• Exercise inputs:
════════

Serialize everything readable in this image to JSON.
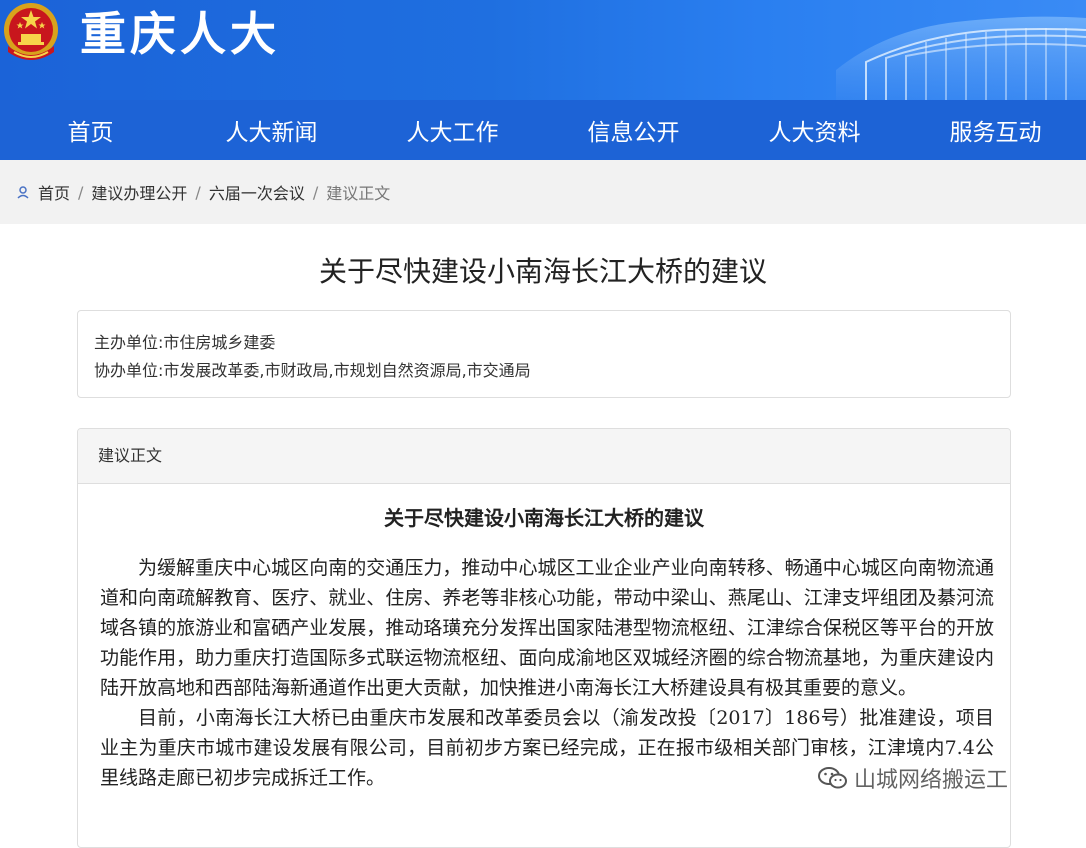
{
  "header": {
    "site_title": "重庆人大"
  },
  "nav": {
    "items": [
      "首页",
      "人大新闻",
      "人大工作",
      "信息公开",
      "人大资料",
      "服务互动"
    ]
  },
  "breadcrumb": {
    "items": [
      "首页",
      "建议办理公开",
      "六届一次会议",
      "建议正文"
    ],
    "separator": "/"
  },
  "page": {
    "title": "关于尽快建设小南海长江大桥的建议"
  },
  "info": {
    "lead_label": "主办单位:",
    "lead_value": "市住房城乡建委",
    "assist_label": "协办单位:",
    "assist_value": "市发展改革委,市财政局,市规划自然资源局,市交通局"
  },
  "panel": {
    "header": "建议正文",
    "doc_title": "关于尽快建设小南海长江大桥的建议",
    "paragraphs": [
      "为缓解重庆中心城区向南的交通压力，推动中心城区工业企业产业向南转移、畅通中心城区向南物流通道和向南疏解教育、医疗、就业、住房、养老等非核心功能，带动中梁山、燕尾山、江津支坪组团及綦河流域各镇的旅游业和富硒产业发展，推动珞璜充分发挥出国家陆港型物流枢纽、江津综合保税区等平台的开放功能作用，助力重庆打造国际多式联运物流枢纽、面向成渝地区双城经济圈的综合物流基地，为重庆建设内陆开放高地和西部陆海新通道作出更大贡献，加快推进小南海长江大桥建设具有极其重要的意义。",
      "目前，小南海长江大桥已由重庆市发展和改革委员会以（渝发改投〔2017〕186号）批准建设，项目业主为重庆市城市建设发展有限公司，目前初步方案已经完成，正在报市级相关部门审核，江津境内7.4公里线路走廊已初步完成拆迁工作。"
    ]
  },
  "watermark": {
    "text": "山城网络搬运工"
  },
  "colors": {
    "header_blue": "#1f6fe0",
    "nav_blue": "#1d63d6",
    "breadcrumb_bg": "#f2f2f2"
  }
}
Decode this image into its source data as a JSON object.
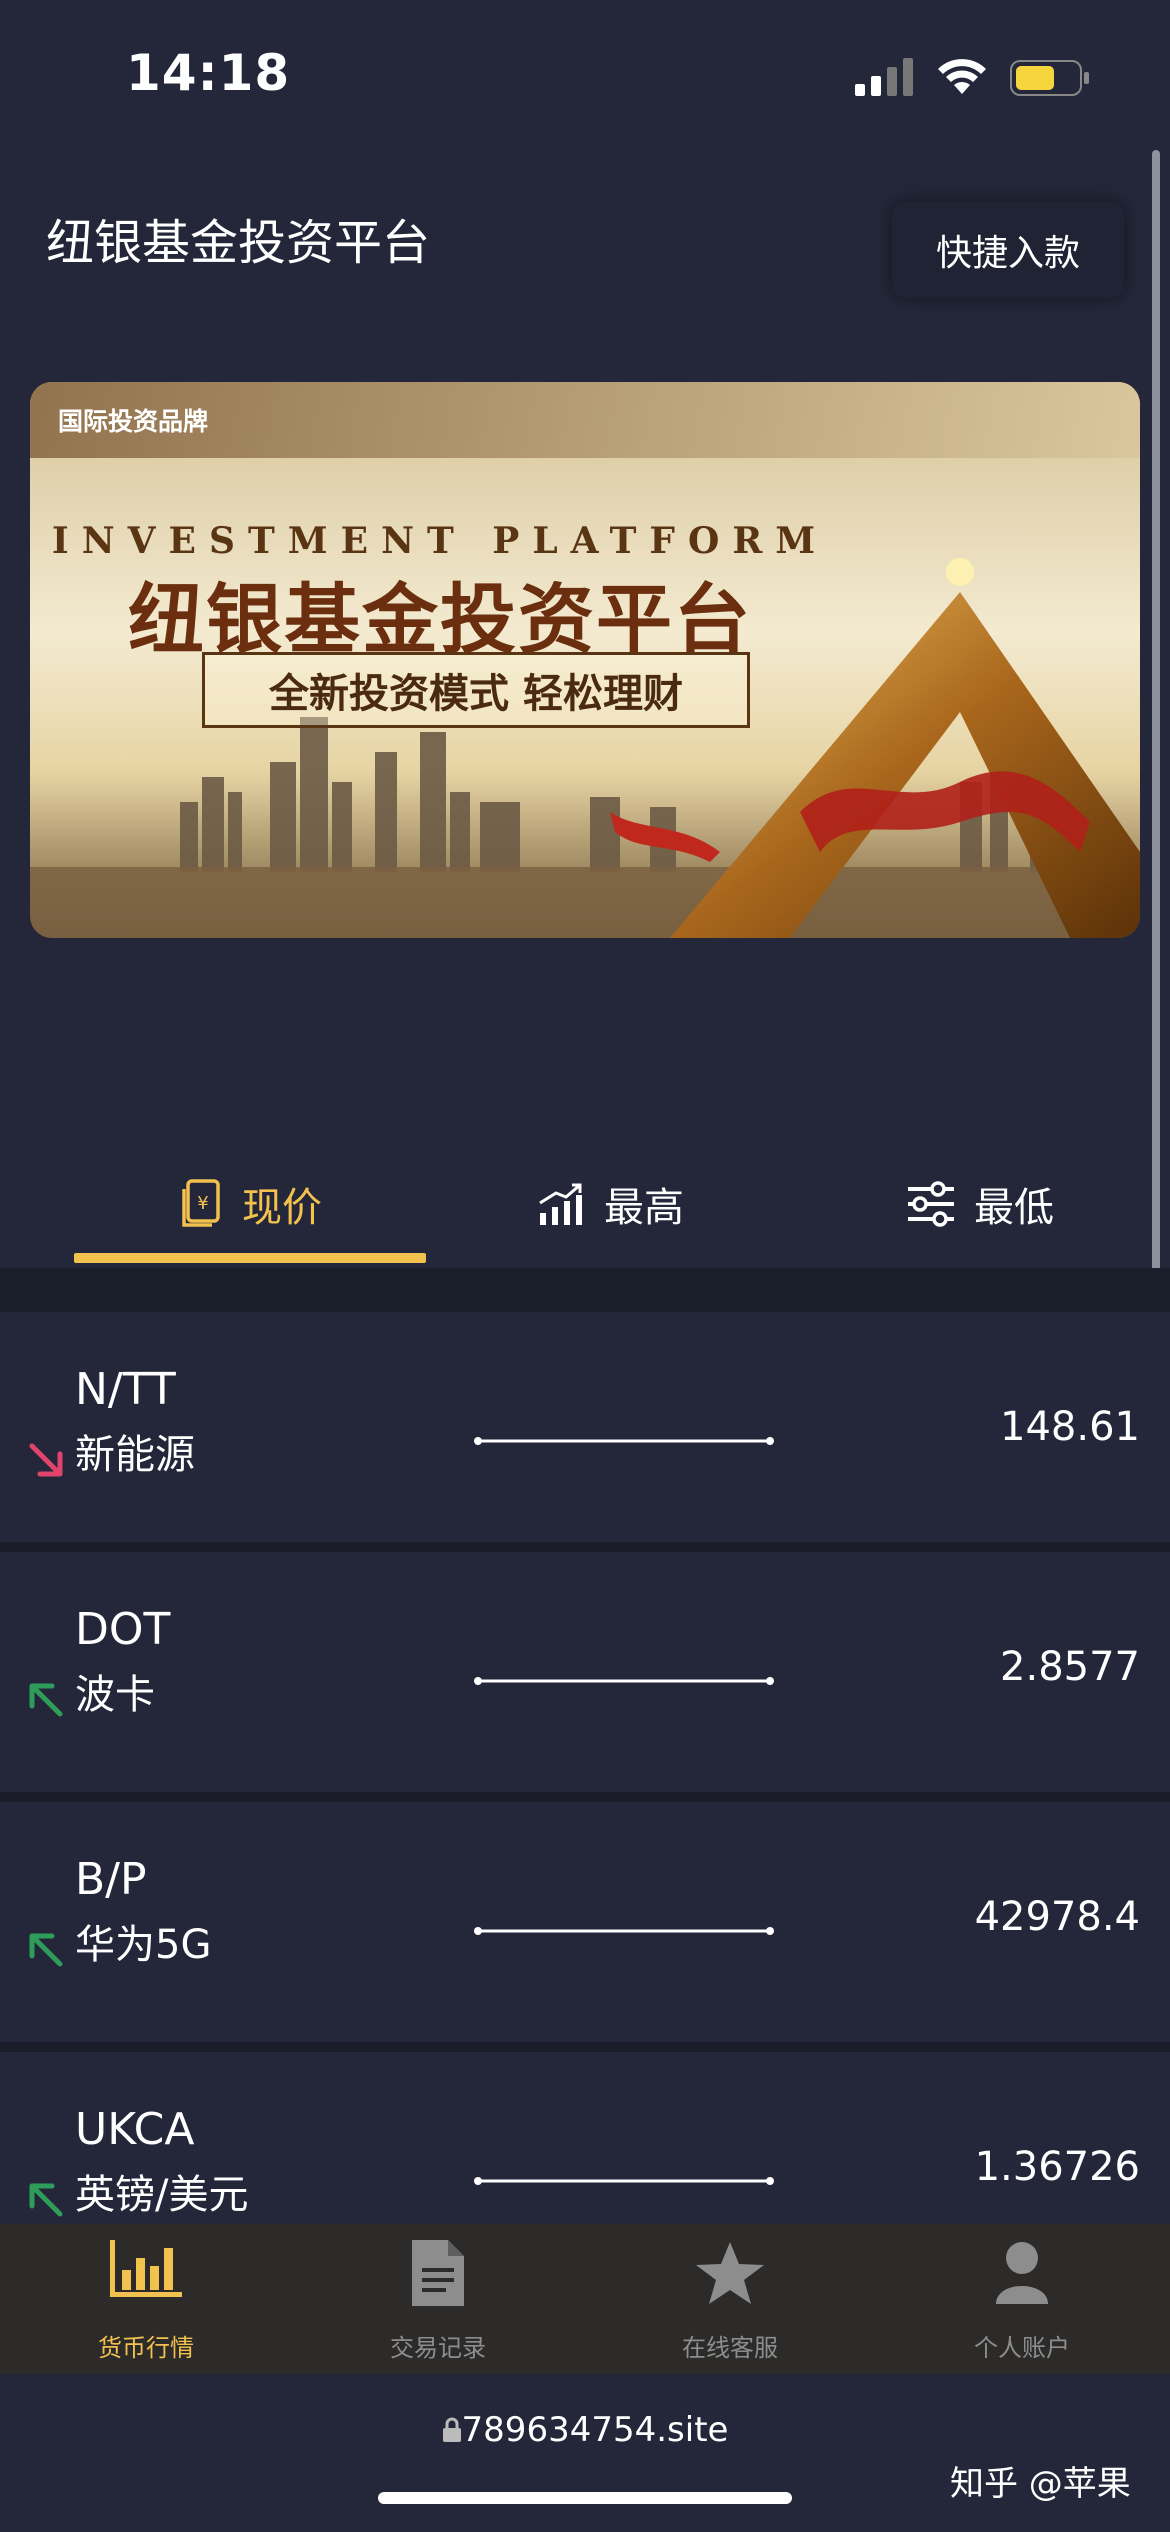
{
  "status_bar": {
    "time": "14:18"
  },
  "header": {
    "title": "纽银基金投资平台",
    "quick_deposit_label": "快捷入款"
  },
  "banner": {
    "tag": "国际投资品牌",
    "headline_en": "INVESTMENT PLATFORM",
    "headline_cn": "纽银基金投资平台",
    "slogan": "全新投资模式 轻松理财"
  },
  "tabs": [
    {
      "label": "现价",
      "icon": "receipt-yen-icon",
      "active": true
    },
    {
      "label": "最高",
      "icon": "trend-up-icon",
      "active": false
    },
    {
      "label": "最低",
      "icon": "sliders-icon",
      "active": false
    }
  ],
  "markets": [
    {
      "symbol": "N/TT",
      "name": "新能源",
      "price": "148.61",
      "trend": "down"
    },
    {
      "symbol": "DOT",
      "name": "波卡",
      "price": "2.8577",
      "trend": "up"
    },
    {
      "symbol": "B/P",
      "name": "华为5G",
      "price": "42978.4",
      "trend": "up"
    },
    {
      "symbol": "UKCA",
      "name": "英镑/美元",
      "price": "1.36726",
      "trend": "up"
    }
  ],
  "bottom_nav": [
    {
      "label": "货币行情",
      "icon": "bar-chart-icon",
      "active": true
    },
    {
      "label": "交易记录",
      "icon": "document-icon",
      "active": false
    },
    {
      "label": "在线客服",
      "icon": "star-icon",
      "active": false
    },
    {
      "label": "个人账户",
      "icon": "person-icon",
      "active": false
    }
  ],
  "browser": {
    "url": "789634754.site"
  },
  "watermark": "知乎 @苹果",
  "colors": {
    "accent": "#f2c14e",
    "background": "#232739",
    "down": "#e0446a",
    "up": "#2f9d5a"
  }
}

════════

• Stated problem:
Retype the records exactly. Any image in them should not appear in what you write.

• Written response:
Serialize everything readable in this image to JSON.
{
  "header": {
    "site_title": "重庆人大"
  },
  "nav": {
    "items": [
      "首页",
      "人大新闻",
      "人大工作",
      "信息公开",
      "人大资料",
      "服务互动"
    ]
  },
  "breadcrumb": {
    "items": [
      "首页",
      "建议办理公开",
      "六届一次会议",
      "建议正文"
    ],
    "separator": "/"
  },
  "page": {
    "title": "关于尽快建设小南海长江大桥的建议"
  },
  "info": {
    "lead_label": "主办单位:",
    "lead_value": "市住房城乡建委",
    "assist_label": "协办单位:",
    "assist_value": "市发展改革委,市财政局,市规划自然资源局,市交通局"
  },
  "panel": {
    "header": "建议正文",
    "doc_title": "关于尽快建设小南海长江大桥的建议",
    "paragraphs": [
      "为缓解重庆中心城区向南的交通压力，推动中心城区工业企业产业向南转移、畅通中心城区向南物流通道和向南疏解教育、医疗、就业、住房、养老等非核心功能，带动中梁山、燕尾山、江津支坪组团及綦河流域各镇的旅游业和富硒产业发展，推动珞璜充分发挥出国家陆港型物流枢纽、江津综合保税区等平台的开放功能作用，助力重庆打造国际多式联运物流枢纽、面向成渝地区双城经济圈的综合物流基地，为重庆建设内陆开放高地和西部陆海新通道作出更大贡献，加快推进小南海长江大桥建设具有极其重要的意义。",
      "目前，小南海长江大桥已由重庆市发展和改革委员会以（渝发改投〔2017〕186号）批准建设，项目业主为重庆市城市建设发展有限公司，目前初步方案已经完成，正在报市级相关部门审核，江津境内7.4公里线路走廊已初步完成拆迁工作。"
    ]
  },
  "watermark": {
    "text": "山城网络搬运工"
  },
  "colors": {
    "header_blue": "#1f6fe0",
    "nav_blue": "#1d63d6",
    "breadcrumb_bg": "#f2f2f2"
  }
}
Decode this image into its source data as a JSON object.
{
  "status_bar": {
    "time": "14:18"
  },
  "header": {
    "title": "纽银基金投资平台",
    "quick_deposit_label": "快捷入款"
  },
  "banner": {
    "tag": "国际投资品牌",
    "headline_en": "INVESTMENT PLATFORM",
    "headline_cn": "纽银基金投资平台",
    "slogan": "全新投资模式 轻松理财"
  },
  "tabs": [
    {
      "label": "现价",
      "icon": "receipt-yen-icon",
      "active": true
    },
    {
      "label": "最高",
      "icon": "trend-up-icon",
      "active": false
    },
    {
      "label": "最低",
      "icon": "sliders-icon",
      "active": false
    }
  ],
  "markets": [
    {
      "symbol": "N/TT",
      "name": "新能源",
      "price": "148.61",
      "trend": "down"
    },
    {
      "symbol": "DOT",
      "name": "波卡",
      "price": "2.8577",
      "trend": "up"
    },
    {
      "symbol": "B/P",
      "name": "华为5G",
      "price": "42978.4",
      "trend": "up"
    },
    {
      "symbol": "UKCA",
      "name": "英镑/美元",
      "price": "1.36726",
      "trend": "up"
    }
  ],
  "bottom_nav": [
    {
      "label": "货币行情",
      "icon": "bar-chart-icon",
      "active": true
    },
    {
      "label": "交易记录",
      "icon": "document-icon",
      "active": false
    },
    {
      "label": "在线客服",
      "icon": "star-icon",
      "active": false
    },
    {
      "label": "个人账户",
      "icon": "person-icon",
      "active": false
    }
  ],
  "browser": {
    "url": "789634754.site"
  },
  "watermark": "知乎 @苹果",
  "colors": {
    "accent": "#f2c14e",
    "background": "#232739",
    "down": "#e0446a",
    "up": "#2f9d5a"
  }
}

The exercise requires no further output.